— start Data lines —
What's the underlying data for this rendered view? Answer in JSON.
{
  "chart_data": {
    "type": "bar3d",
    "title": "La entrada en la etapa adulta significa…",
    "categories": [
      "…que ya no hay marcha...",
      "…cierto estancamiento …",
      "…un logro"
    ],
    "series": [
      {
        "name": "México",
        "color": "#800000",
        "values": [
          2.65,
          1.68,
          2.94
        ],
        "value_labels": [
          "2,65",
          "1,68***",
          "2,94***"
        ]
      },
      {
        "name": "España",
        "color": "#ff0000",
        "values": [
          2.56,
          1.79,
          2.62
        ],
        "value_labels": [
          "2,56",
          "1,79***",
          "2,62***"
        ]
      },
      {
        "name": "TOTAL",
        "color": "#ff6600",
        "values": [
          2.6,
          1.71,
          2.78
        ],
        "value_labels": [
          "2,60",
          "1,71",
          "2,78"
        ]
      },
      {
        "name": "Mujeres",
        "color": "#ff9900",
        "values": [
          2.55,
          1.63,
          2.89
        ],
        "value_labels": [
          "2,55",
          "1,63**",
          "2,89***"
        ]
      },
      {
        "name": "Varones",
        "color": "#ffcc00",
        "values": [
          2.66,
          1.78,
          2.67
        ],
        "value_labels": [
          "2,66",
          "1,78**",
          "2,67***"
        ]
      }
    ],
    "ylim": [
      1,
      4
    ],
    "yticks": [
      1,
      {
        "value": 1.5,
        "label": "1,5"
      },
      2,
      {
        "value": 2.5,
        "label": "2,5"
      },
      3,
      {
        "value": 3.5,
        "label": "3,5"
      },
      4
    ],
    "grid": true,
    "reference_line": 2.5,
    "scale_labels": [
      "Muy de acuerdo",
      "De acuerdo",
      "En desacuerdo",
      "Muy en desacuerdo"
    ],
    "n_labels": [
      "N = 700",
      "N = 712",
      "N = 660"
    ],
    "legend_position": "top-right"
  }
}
— end Data lines —
Only the number is needed: state how many lines in the listing contain "color".

▶ _Problem solution_: 5